SUPPLIED MATERIAL:
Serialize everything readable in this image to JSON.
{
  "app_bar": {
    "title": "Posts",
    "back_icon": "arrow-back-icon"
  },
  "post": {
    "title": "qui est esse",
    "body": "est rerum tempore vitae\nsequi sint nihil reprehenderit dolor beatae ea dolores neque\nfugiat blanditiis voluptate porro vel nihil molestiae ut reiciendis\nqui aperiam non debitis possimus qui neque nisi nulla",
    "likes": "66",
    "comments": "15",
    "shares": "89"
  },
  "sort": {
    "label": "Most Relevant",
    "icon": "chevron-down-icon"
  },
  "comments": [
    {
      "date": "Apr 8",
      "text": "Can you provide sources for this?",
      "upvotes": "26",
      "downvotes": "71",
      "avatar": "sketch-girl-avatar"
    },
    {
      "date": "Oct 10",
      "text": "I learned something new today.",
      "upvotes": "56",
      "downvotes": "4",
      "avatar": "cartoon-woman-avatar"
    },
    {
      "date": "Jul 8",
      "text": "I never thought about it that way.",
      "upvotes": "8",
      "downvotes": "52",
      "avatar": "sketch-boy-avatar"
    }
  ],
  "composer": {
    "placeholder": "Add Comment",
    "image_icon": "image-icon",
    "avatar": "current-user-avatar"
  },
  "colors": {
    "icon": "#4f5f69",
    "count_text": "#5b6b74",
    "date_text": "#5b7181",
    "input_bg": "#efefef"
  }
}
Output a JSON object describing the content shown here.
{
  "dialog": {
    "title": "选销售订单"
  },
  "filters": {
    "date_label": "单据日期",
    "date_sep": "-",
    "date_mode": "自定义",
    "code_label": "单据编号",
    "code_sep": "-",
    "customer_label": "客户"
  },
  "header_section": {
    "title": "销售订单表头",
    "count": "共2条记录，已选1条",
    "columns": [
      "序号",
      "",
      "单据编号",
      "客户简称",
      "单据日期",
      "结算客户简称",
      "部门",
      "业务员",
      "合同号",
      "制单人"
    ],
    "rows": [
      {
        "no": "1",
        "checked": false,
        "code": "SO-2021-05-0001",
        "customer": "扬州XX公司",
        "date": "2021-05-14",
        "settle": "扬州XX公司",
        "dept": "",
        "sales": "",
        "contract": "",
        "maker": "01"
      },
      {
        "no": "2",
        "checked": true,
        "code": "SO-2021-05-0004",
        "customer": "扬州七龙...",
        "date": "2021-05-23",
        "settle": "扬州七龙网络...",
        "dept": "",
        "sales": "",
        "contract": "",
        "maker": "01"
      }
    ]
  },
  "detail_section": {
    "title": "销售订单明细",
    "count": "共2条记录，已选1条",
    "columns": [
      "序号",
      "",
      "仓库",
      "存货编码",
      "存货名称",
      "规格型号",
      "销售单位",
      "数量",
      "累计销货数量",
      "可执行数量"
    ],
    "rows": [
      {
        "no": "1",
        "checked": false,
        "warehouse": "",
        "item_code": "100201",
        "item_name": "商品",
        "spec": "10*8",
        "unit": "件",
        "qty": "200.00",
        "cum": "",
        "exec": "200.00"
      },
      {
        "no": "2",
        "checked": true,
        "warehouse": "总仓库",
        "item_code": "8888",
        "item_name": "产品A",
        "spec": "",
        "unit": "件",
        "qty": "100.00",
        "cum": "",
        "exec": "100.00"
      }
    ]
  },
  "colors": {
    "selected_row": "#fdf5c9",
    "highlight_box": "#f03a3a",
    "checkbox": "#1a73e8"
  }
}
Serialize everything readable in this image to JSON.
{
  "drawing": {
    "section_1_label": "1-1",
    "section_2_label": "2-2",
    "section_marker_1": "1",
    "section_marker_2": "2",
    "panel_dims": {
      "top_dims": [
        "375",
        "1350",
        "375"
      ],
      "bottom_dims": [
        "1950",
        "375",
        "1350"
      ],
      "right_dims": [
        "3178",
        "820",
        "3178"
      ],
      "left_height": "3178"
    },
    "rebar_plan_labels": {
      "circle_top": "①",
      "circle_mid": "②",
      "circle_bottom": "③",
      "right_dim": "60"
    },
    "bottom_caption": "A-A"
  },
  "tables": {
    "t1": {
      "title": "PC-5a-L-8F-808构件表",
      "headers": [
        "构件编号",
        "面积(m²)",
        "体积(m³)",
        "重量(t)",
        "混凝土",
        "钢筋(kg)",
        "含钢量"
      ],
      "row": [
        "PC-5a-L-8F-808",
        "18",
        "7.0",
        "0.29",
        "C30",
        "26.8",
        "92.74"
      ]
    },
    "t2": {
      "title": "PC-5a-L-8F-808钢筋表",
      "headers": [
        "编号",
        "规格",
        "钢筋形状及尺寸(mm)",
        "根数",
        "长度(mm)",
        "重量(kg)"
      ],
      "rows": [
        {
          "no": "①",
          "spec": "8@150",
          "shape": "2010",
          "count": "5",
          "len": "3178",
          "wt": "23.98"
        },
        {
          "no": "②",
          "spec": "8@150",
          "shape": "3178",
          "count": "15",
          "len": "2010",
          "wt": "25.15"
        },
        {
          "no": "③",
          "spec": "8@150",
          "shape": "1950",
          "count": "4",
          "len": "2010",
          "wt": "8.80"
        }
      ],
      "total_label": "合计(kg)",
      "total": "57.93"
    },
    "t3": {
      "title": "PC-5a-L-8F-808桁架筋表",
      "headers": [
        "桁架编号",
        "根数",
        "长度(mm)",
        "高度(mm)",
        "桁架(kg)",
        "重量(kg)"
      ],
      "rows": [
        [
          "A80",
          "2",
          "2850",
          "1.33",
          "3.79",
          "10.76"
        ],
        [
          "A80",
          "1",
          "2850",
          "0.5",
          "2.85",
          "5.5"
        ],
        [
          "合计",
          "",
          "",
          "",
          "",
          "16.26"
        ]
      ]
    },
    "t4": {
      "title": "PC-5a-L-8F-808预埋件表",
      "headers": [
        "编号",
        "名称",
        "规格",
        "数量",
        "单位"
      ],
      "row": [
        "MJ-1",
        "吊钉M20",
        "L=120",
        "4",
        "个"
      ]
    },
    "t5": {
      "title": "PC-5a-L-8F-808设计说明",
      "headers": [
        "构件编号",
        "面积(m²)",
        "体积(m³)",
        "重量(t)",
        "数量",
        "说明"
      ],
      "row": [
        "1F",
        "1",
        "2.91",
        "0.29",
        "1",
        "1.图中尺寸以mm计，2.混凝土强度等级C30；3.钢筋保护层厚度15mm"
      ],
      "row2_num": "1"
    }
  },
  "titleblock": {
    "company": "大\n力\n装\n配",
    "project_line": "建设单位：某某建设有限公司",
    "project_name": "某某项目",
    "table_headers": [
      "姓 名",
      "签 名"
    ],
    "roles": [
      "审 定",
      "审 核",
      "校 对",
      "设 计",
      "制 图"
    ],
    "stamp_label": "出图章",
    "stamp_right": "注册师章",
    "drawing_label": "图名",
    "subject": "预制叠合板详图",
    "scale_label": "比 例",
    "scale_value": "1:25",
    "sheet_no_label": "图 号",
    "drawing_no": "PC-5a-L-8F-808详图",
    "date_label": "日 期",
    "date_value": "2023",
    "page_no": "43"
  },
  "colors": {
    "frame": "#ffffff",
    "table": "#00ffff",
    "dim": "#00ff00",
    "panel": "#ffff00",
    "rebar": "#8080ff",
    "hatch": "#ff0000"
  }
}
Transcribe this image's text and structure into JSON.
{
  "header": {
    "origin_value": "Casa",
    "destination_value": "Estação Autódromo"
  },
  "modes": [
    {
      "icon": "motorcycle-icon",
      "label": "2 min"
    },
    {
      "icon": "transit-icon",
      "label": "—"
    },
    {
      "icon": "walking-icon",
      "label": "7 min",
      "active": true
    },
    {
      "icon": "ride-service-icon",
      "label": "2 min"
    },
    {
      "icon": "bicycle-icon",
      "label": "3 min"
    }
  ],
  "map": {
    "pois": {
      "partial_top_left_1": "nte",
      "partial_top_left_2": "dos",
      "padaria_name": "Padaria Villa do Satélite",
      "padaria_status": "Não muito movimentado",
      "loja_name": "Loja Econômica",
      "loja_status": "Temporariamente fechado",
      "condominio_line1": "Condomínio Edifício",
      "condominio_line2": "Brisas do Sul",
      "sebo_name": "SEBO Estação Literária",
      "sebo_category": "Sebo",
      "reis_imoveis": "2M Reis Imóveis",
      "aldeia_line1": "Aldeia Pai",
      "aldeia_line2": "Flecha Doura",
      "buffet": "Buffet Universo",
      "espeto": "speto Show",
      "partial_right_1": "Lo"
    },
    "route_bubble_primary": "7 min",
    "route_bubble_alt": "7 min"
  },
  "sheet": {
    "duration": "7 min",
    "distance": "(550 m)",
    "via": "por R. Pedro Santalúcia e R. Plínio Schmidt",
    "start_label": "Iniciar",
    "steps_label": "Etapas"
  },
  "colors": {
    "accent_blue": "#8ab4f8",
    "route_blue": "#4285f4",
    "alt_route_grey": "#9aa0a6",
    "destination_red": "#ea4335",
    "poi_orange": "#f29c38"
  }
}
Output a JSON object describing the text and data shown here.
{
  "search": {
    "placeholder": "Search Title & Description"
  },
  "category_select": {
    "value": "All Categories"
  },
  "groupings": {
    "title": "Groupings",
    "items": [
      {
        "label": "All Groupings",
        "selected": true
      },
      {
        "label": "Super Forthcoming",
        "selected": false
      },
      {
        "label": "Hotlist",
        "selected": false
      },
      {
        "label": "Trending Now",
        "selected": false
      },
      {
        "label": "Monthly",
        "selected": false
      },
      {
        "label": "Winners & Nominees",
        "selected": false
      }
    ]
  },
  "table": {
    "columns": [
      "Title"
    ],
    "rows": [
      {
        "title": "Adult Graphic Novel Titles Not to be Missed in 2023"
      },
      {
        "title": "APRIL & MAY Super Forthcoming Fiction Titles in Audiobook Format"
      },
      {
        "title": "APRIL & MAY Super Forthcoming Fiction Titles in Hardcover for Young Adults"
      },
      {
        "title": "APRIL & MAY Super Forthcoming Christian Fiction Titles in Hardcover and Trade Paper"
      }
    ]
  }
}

TASK: Respond with nothing but the number of lines in the entries that contain the string "image".

THE RESPONSE: 4